= SET EXERCISE =
Copy exactly the lines from the "Give me a plain-text" line to the end, both included, and nothing else.

Stored records:
************
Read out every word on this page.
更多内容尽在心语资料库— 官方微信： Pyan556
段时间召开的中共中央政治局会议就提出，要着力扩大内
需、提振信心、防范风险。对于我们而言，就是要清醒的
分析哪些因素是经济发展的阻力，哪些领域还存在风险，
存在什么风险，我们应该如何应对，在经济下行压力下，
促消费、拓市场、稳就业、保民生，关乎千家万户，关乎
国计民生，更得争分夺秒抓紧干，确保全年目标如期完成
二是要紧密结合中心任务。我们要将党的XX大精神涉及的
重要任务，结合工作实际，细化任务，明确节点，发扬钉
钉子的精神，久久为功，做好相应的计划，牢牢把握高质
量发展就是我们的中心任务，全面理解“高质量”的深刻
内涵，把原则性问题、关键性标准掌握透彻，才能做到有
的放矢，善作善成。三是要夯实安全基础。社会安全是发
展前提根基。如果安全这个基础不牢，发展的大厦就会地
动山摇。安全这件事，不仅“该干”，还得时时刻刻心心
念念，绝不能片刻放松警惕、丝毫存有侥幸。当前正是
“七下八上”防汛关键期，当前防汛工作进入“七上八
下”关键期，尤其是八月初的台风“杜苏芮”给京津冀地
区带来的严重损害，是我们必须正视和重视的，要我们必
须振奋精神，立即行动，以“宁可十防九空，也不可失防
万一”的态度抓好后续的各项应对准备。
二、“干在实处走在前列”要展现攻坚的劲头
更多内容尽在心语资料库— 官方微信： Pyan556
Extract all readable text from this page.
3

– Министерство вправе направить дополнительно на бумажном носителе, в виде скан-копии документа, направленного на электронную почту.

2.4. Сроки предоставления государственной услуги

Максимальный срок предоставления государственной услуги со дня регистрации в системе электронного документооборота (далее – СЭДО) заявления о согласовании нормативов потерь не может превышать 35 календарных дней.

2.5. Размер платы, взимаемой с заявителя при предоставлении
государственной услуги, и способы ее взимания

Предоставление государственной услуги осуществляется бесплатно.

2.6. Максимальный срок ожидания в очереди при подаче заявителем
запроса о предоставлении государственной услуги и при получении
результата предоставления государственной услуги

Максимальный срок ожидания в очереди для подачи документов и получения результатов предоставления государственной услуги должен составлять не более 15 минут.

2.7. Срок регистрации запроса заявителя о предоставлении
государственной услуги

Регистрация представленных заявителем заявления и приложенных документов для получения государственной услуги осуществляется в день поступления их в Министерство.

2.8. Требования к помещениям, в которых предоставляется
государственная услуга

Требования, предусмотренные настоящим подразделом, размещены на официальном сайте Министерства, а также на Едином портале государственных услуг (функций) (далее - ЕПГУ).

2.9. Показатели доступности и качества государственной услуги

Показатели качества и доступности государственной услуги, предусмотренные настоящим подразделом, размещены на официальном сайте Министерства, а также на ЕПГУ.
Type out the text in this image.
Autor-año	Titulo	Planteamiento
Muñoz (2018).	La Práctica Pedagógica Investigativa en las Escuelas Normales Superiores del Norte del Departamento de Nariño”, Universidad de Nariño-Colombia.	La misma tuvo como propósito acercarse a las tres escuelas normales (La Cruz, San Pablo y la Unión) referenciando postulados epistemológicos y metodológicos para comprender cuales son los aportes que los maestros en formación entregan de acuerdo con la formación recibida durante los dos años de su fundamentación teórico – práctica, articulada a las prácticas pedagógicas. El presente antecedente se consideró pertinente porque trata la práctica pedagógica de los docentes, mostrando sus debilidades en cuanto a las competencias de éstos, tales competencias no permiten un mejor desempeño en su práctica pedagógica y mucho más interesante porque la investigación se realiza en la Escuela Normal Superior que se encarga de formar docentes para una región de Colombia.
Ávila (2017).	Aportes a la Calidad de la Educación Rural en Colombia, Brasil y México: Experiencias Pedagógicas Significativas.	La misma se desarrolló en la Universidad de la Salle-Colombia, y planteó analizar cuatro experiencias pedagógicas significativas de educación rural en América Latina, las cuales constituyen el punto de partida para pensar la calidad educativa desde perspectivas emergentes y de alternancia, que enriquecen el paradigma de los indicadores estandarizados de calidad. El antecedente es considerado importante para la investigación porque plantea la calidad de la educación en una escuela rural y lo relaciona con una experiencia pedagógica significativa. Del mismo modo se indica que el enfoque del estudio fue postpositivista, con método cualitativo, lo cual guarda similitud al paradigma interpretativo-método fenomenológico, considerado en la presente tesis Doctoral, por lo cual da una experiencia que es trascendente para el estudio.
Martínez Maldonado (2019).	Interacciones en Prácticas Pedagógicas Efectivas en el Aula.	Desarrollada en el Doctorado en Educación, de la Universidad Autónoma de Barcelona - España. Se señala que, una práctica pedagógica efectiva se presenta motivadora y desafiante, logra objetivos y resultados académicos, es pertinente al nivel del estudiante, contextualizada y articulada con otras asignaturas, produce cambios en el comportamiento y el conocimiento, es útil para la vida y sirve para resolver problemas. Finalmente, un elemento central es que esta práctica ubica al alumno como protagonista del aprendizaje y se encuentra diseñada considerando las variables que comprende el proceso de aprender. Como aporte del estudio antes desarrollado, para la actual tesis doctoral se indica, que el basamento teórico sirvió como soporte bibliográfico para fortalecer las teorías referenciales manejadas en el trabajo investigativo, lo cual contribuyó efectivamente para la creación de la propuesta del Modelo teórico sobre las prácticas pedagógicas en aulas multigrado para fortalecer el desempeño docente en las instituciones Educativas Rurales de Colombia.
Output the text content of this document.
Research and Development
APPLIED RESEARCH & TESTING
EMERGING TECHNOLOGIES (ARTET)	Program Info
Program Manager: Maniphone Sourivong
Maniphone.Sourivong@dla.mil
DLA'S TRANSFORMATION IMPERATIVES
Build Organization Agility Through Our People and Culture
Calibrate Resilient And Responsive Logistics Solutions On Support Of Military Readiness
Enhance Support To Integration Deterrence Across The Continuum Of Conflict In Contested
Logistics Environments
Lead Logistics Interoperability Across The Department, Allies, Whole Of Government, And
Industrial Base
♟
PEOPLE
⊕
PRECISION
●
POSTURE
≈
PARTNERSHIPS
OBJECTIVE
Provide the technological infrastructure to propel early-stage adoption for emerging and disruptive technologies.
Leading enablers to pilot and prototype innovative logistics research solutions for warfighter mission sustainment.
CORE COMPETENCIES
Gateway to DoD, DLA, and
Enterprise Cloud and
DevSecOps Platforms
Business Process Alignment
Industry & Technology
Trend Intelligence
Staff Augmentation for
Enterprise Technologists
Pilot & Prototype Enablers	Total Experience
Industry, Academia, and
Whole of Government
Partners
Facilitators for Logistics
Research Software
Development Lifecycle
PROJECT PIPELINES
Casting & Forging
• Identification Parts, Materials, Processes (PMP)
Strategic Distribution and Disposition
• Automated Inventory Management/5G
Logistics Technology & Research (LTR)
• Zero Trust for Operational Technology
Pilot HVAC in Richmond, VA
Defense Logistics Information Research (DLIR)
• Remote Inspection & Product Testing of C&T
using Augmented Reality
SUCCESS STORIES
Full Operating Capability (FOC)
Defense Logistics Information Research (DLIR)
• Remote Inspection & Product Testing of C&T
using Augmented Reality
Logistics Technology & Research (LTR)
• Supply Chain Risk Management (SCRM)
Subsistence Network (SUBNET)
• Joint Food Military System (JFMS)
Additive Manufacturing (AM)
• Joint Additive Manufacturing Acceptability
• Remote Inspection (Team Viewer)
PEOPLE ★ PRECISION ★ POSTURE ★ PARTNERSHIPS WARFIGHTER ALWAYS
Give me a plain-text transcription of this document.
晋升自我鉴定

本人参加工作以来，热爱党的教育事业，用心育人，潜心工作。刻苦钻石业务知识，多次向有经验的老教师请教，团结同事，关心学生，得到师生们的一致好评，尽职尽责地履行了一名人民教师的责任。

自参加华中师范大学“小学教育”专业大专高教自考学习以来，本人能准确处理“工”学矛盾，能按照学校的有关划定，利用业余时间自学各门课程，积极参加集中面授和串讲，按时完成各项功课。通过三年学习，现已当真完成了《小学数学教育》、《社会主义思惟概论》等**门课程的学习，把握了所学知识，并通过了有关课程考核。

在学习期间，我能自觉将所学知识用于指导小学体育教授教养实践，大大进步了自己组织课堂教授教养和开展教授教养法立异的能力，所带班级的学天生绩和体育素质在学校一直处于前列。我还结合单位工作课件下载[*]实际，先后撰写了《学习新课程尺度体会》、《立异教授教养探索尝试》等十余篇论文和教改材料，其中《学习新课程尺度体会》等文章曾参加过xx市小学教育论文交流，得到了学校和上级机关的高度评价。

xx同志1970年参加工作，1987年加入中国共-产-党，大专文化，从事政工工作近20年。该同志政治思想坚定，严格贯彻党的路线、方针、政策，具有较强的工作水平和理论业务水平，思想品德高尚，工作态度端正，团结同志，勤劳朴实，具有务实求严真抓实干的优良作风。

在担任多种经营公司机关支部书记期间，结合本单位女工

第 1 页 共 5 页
************
= EXERCISE OUTPUT =
Give me a plain-text transcription of this document.
晋升自我鉴定

本人参加工作以来，热爱党的教育事业，用心育人，潜心工作。刻苦钻石业务知识，多次向有经验的老教师请教，团结同事，关心学生，得到师生们的一致好评，尽职尽责地履行了一名人民教师的责任。

自参加华中师范大学“小学教育”专业大专高教自考学习以来，本人能准确处理“工”学矛盾，能按照学校的有关划定，利用业余时间自学各门课程，积极参加集中面授和串讲，按时完成各项功课。通过三年学习，现已当真完成了《小学数学教育》、《社会主义思惟概论》等**门课程的学习，把握了所学知识，并通过了有关课程考核。

在学习期间，我能自觉将所学知识用于指导小学体育教授教养实践，大大进步了自己组织课堂教授教养和开展教授教养法立异的能力，所带班级的学天生绩和体育素质在学校一直处于前列。我还结合单位工作课件下载[*]实际，先后撰写了《学习新课程尺度体会》、《立异教授教养探索尝试》等十余篇论文和教改材料，其中《学习新课程尺度体会》等文章曾参加过xx市小学教育论文交流，得到了学校和上级机关的高度评价。

xx同志1970年参加工作，1987年加入中国共-产-党，大专文化，从事政工工作近20年。该同志政治思想坚定，严格贯彻党的路线、方针、政策，具有较强的工作水平和理论业务水平，思想品德高尚，工作态度端正，团结同志，勤劳朴实，具有务实求严真抓实干的优良作风。

在担任多种经营公司机关支部书记期间，结合本单位女工

第 1 页 共 5 页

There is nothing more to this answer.